▶ _INPUT_:

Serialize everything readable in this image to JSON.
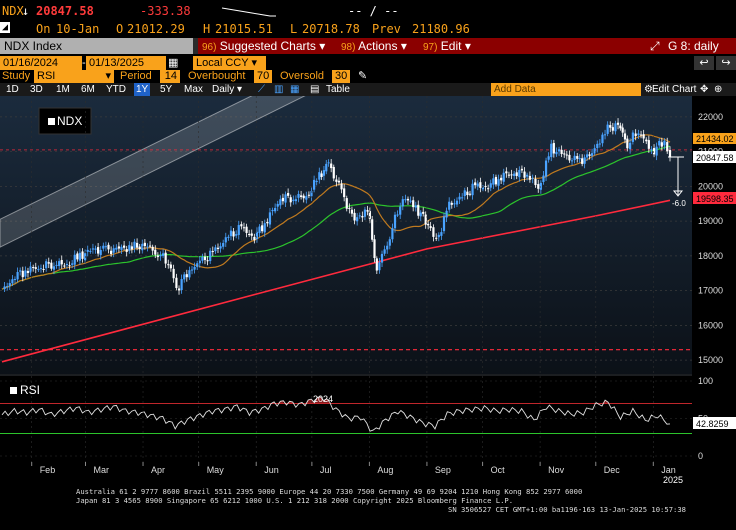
{
  "quote": {
    "ticker": "NDX",
    "last": "20847.58",
    "change": "-333.38",
    "on_label": "On",
    "date": "10-Jan",
    "open_label": "O",
    "open": "21012.29",
    "high_label": "H",
    "high": "21015.51",
    "low_label": "L",
    "low": "20718.78",
    "prev_label": "Prev",
    "prev": "21180.96",
    "bid_ask": "-- / --"
  },
  "menubar": {
    "security": "NDX Index",
    "suggested_num": "96)",
    "suggested": "Suggested Charts",
    "actions_num": "98)",
    "actions": "Actions",
    "edit_num": "97)",
    "edit": "Edit",
    "function": "G 8: daily"
  },
  "daterange": {
    "start": "01/16/2024",
    "end": "01/13/2025",
    "currency": "Local CCY"
  },
  "study": {
    "study_label": "Study",
    "study": "RSI",
    "period_label": "Period",
    "period": "14",
    "overbought_label": "Overbought",
    "overbought": "70",
    "oversold_label": "Oversold",
    "oversold": "30"
  },
  "toolbar": {
    "timeframes": [
      "1D",
      "3D",
      "1M",
      "6M",
      "YTD",
      "1Y",
      "5Y",
      "Max"
    ],
    "selected": "1Y",
    "frequency": "Daily",
    "table": "Table",
    "add_data": "Add Data",
    "edit_chart": "Edit Chart"
  },
  "colors": {
    "amber": "#f9a21b",
    "up_candle": "#4aa3ff",
    "down_candle": "#ffffff",
    "ma_short": "#c07a1f",
    "ma_mid": "#2cc42c",
    "ma_long": "#ff2a3d",
    "rsi_line": "#e0e0e0"
  },
  "chart_data": {
    "type": "line",
    "title": "NDX",
    "legend": "NDX",
    "y_ticks": [
      15000,
      16000,
      17000,
      18000,
      19000,
      20000,
      21000,
      22000
    ],
    "ylim": [
      14600,
      22600
    ],
    "x_months": [
      "Feb",
      "Mar",
      "Apr",
      "May",
      "Jun",
      "Jul",
      "Aug",
      "Sep",
      "Oct",
      "Nov",
      "Dec",
      "Jan"
    ],
    "x_year_labels": [
      "2024",
      "2025"
    ],
    "price_labels": {
      "ma_short_last": "21434.02",
      "last": "20847.58",
      "ma_long_last": "19598.35",
      "change_pct": "-6.0"
    },
    "price_series": [
      {
        "date": "2024-01-16",
        "close": 16980
      },
      {
        "date": "2024-01-23",
        "close": 17430
      },
      {
        "date": "2024-01-30",
        "close": 17600
      },
      {
        "date": "2024-02-06",
        "close": 17680
      },
      {
        "date": "2024-02-13",
        "close": 17800
      },
      {
        "date": "2024-02-20",
        "close": 17720
      },
      {
        "date": "2024-02-27",
        "close": 18000
      },
      {
        "date": "2024-03-05",
        "close": 18180
      },
      {
        "date": "2024-03-12",
        "close": 18150
      },
      {
        "date": "2024-03-19",
        "close": 18200
      },
      {
        "date": "2024-03-26",
        "close": 18250
      },
      {
        "date": "2024-04-02",
        "close": 18300
      },
      {
        "date": "2024-04-09",
        "close": 18100
      },
      {
        "date": "2024-04-16",
        "close": 17700
      },
      {
        "date": "2024-04-19",
        "close": 17040
      },
      {
        "date": "2024-04-26",
        "close": 17600
      },
      {
        "date": "2024-05-03",
        "close": 17850
      },
      {
        "date": "2024-05-10",
        "close": 18150
      },
      {
        "date": "2024-05-17",
        "close": 18550
      },
      {
        "date": "2024-05-24",
        "close": 18800
      },
      {
        "date": "2024-05-31",
        "close": 18540
      },
      {
        "date": "2024-06-07",
        "close": 19050
      },
      {
        "date": "2024-06-14",
        "close": 19650
      },
      {
        "date": "2024-06-21",
        "close": 19700
      },
      {
        "date": "2024-06-28",
        "close": 19680
      },
      {
        "date": "2024-07-05",
        "close": 20300
      },
      {
        "date": "2024-07-10",
        "close": 20660
      },
      {
        "date": "2024-07-17",
        "close": 19800
      },
      {
        "date": "2024-07-24",
        "close": 19000
      },
      {
        "date": "2024-07-31",
        "close": 19360
      },
      {
        "date": "2024-08-05",
        "close": 17600
      },
      {
        "date": "2024-08-12",
        "close": 18600
      },
      {
        "date": "2024-08-19",
        "close": 19700
      },
      {
        "date": "2024-08-26",
        "close": 19400
      },
      {
        "date": "2024-09-03",
        "close": 18800
      },
      {
        "date": "2024-09-06",
        "close": 18400
      },
      {
        "date": "2024-09-13",
        "close": 19450
      },
      {
        "date": "2024-09-20",
        "close": 19700
      },
      {
        "date": "2024-09-27",
        "close": 20000
      },
      {
        "date": "2024-10-04",
        "close": 20000
      },
      {
        "date": "2024-10-11",
        "close": 20300
      },
      {
        "date": "2024-10-18",
        "close": 20380
      },
      {
        "date": "2024-10-25",
        "close": 20400
      },
      {
        "date": "2024-10-31",
        "close": 19900
      },
      {
        "date": "2024-11-07",
        "close": 21100
      },
      {
        "date": "2024-11-14",
        "close": 20900
      },
      {
        "date": "2024-11-21",
        "close": 20700
      },
      {
        "date": "2024-11-29",
        "close": 20930
      },
      {
        "date": "2024-12-06",
        "close": 21600
      },
      {
        "date": "2024-12-13",
        "close": 21800
      },
      {
        "date": "2024-12-18",
        "close": 21200
      },
      {
        "date": "2024-12-24",
        "close": 21600
      },
      {
        "date": "2024-12-31",
        "close": 21000
      },
      {
        "date": "2025-01-07",
        "close": 21300
      },
      {
        "date": "2025-01-10",
        "close": 20848
      }
    ],
    "rsi": {
      "label": "RSI",
      "y_ticks": [
        0,
        50,
        100
      ],
      "levels": [
        30,
        70
      ],
      "last": "42.8259",
      "values": [
        55,
        60,
        58,
        62,
        55,
        60,
        64,
        58,
        62,
        66,
        60,
        58,
        54,
        50,
        40,
        48,
        54,
        60,
        62,
        66,
        58,
        62,
        70,
        72,
        68,
        74,
        78,
        62,
        50,
        52,
        32,
        48,
        60,
        52,
        44,
        40,
        56,
        60,
        62,
        64,
        60,
        62,
        60,
        48,
        66,
        60,
        56,
        58,
        68,
        72,
        52,
        60,
        48,
        54,
        42.8
      ]
    }
  },
  "footer": {
    "line1": "Australia 61 2 9777 8600 Brazil 5511 2395 9000 Europe 44 20 7330 7500 Germany 49 69 9204 1210 Hong Kong 852 2977 6000",
    "line2": "Japan 81 3 4565 8900       Singapore 65 6212 1000       U.S. 1 212 318 2000             Copyright 2025 Bloomberg Finance L.P.",
    "line3": "SN 3506527 CET  GMT+1:00 ba1196-163 13-Jan-2025 10:57:38"
  }
}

▶ _JOB_:
Transcribe all the lines above exactly, apart from the pictures.

▶ _SOLUTION FOR THIS EXERCISE_:
Serialize everything readable in this image to JSON.
{
  "quote": {
    "ticker": "NDX",
    "last": "20847.58",
    "change": "-333.38",
    "on_label": "On",
    "date": "10-Jan",
    "open_label": "O",
    "open": "21012.29",
    "high_label": "H",
    "high": "21015.51",
    "low_label": "L",
    "low": "20718.78",
    "prev_label": "Prev",
    "prev": "21180.96",
    "bid_ask": "-- / --"
  },
  "menubar": {
    "security": "NDX Index",
    "suggested_num": "96)",
    "suggested": "Suggested Charts",
    "actions_num": "98)",
    "actions": "Actions",
    "edit_num": "97)",
    "edit": "Edit",
    "function": "G 8: daily"
  },
  "daterange": {
    "start": "01/16/2024",
    "end": "01/13/2025",
    "currency": "Local CCY"
  },
  "study": {
    "study_label": "Study",
    "study": "RSI",
    "period_label": "Period",
    "period": "14",
    "overbought_label": "Overbought",
    "overbought": "70",
    "oversold_label": "Oversold",
    "oversold": "30"
  },
  "toolbar": {
    "timeframes": [
      "1D",
      "3D",
      "1M",
      "6M",
      "YTD",
      "1Y",
      "5Y",
      "Max"
    ],
    "selected": "1Y",
    "frequency": "Daily",
    "table": "Table",
    "add_data": "Add Data",
    "edit_chart": "Edit Chart"
  },
  "colors": {
    "amber": "#f9a21b",
    "up_candle": "#4aa3ff",
    "down_candle": "#ffffff",
    "ma_short": "#c07a1f",
    "ma_mid": "#2cc42c",
    "ma_long": "#ff2a3d",
    "rsi_line": "#e0e0e0"
  },
  "chart_data": {
    "type": "line",
    "title": "NDX",
    "legend": "NDX",
    "y_ticks": [
      15000,
      16000,
      17000,
      18000,
      19000,
      20000,
      21000,
      22000
    ],
    "ylim": [
      14600,
      22600
    ],
    "x_months": [
      "Feb",
      "Mar",
      "Apr",
      "May",
      "Jun",
      "Jul",
      "Aug",
      "Sep",
      "Oct",
      "Nov",
      "Dec",
      "Jan"
    ],
    "x_year_labels": [
      "2024",
      "2025"
    ],
    "price_labels": {
      "ma_short_last": "21434.02",
      "last": "20847.58",
      "ma_long_last": "19598.35",
      "change_pct": "-6.0"
    },
    "price_series": [
      {
        "date": "2024-01-16",
        "close": 16980
      },
      {
        "date": "2024-01-23",
        "close": 17430
      },
      {
        "date": "2024-01-30",
        "close": 17600
      },
      {
        "date": "2024-02-06",
        "close": 17680
      },
      {
        "date": "2024-02-13",
        "close": 17800
      },
      {
        "date": "2024-02-20",
        "close": 17720
      },
      {
        "date": "2024-02-27",
        "close": 18000
      },
      {
        "date": "2024-03-05",
        "close": 18180
      },
      {
        "date": "2024-03-12",
        "close": 18150
      },
      {
        "date": "2024-03-19",
        "close": 18200
      },
      {
        "date": "2024-03-26",
        "close": 18250
      },
      {
        "date": "2024-04-02",
        "close": 18300
      },
      {
        "date": "2024-04-09",
        "close": 18100
      },
      {
        "date": "2024-04-16",
        "close": 17700
      },
      {
        "date": "2024-04-19",
        "close": 17040
      },
      {
        "date": "2024-04-26",
        "close": 17600
      },
      {
        "date": "2024-05-03",
        "close": 17850
      },
      {
        "date": "2024-05-10",
        "close": 18150
      },
      {
        "date": "2024-05-17",
        "close": 18550
      },
      {
        "date": "2024-05-24",
        "close": 18800
      },
      {
        "date": "2024-05-31",
        "close": 18540
      },
      {
        "date": "2024-06-07",
        "close": 19050
      },
      {
        "date": "2024-06-14",
        "close": 19650
      },
      {
        "date": "2024-06-21",
        "close": 19700
      },
      {
        "date": "2024-06-28",
        "close": 19680
      },
      {
        "date": "2024-07-05",
        "close": 20300
      },
      {
        "date": "2024-07-10",
        "close": 20660
      },
      {
        "date": "2024-07-17",
        "close": 19800
      },
      {
        "date": "2024-07-24",
        "close": 19000
      },
      {
        "date": "2024-07-31",
        "close": 19360
      },
      {
        "date": "2024-08-05",
        "close": 17600
      },
      {
        "date": "2024-08-12",
        "close": 18600
      },
      {
        "date": "2024-08-19",
        "close": 19700
      },
      {
        "date": "2024-08-26",
        "close": 19400
      },
      {
        "date": "2024-09-03",
        "close": 18800
      },
      {
        "date": "2024-09-06",
        "close": 18400
      },
      {
        "date": "2024-09-13",
        "close": 19450
      },
      {
        "date": "2024-09-20",
        "close": 19700
      },
      {
        "date": "2024-09-27",
        "close": 20000
      },
      {
        "date": "2024-10-04",
        "close": 20000
      },
      {
        "date": "2024-10-11",
        "close": 20300
      },
      {
        "date": "2024-10-18",
        "close": 20380
      },
      {
        "date": "2024-10-25",
        "close": 20400
      },
      {
        "date": "2024-10-31",
        "close": 19900
      },
      {
        "date": "2024-11-07",
        "close": 21100
      },
      {
        "date": "2024-11-14",
        "close": 20900
      },
      {
        "date": "2024-11-21",
        "close": 20700
      },
      {
        "date": "2024-11-29",
        "close": 20930
      },
      {
        "date": "2024-12-06",
        "close": 21600
      },
      {
        "date": "2024-12-13",
        "close": 21800
      },
      {
        "date": "2024-12-18",
        "close": 21200
      },
      {
        "date": "2024-12-24",
        "close": 21600
      },
      {
        "date": "2024-12-31",
        "close": 21000
      },
      {
        "date": "2025-01-07",
        "close": 21300
      },
      {
        "date": "2025-01-10",
        "close": 20848
      }
    ],
    "rsi": {
      "label": "RSI",
      "y_ticks": [
        0,
        50,
        100
      ],
      "levels": [
        30,
        70
      ],
      "last": "42.8259",
      "values": [
        55,
        60,
        58,
        62,
        55,
        60,
        64,
        58,
        62,
        66,
        60,
        58,
        54,
        50,
        40,
        48,
        54,
        60,
        62,
        66,
        58,
        62,
        70,
        72,
        68,
        74,
        78,
        62,
        50,
        52,
        32,
        48,
        60,
        52,
        44,
        40,
        56,
        60,
        62,
        64,
        60,
        62,
        60,
        48,
        66,
        60,
        56,
        58,
        68,
        72,
        52,
        60,
        48,
        54,
        42.8
      ]
    }
  },
  "footer": {
    "line1": "Australia 61 2 9777 8600 Brazil 5511 2395 9000 Europe 44 20 7330 7500 Germany 49 69 9204 1210 Hong Kong 852 2977 6000",
    "line2": "Japan 81 3 4565 8900       Singapore 65 6212 1000       U.S. 1 212 318 2000             Copyright 2025 Bloomberg Finance L.P.",
    "line3": "SN 3506527 CET  GMT+1:00 ba1196-163 13-Jan-2025 10:57:38"
  }
}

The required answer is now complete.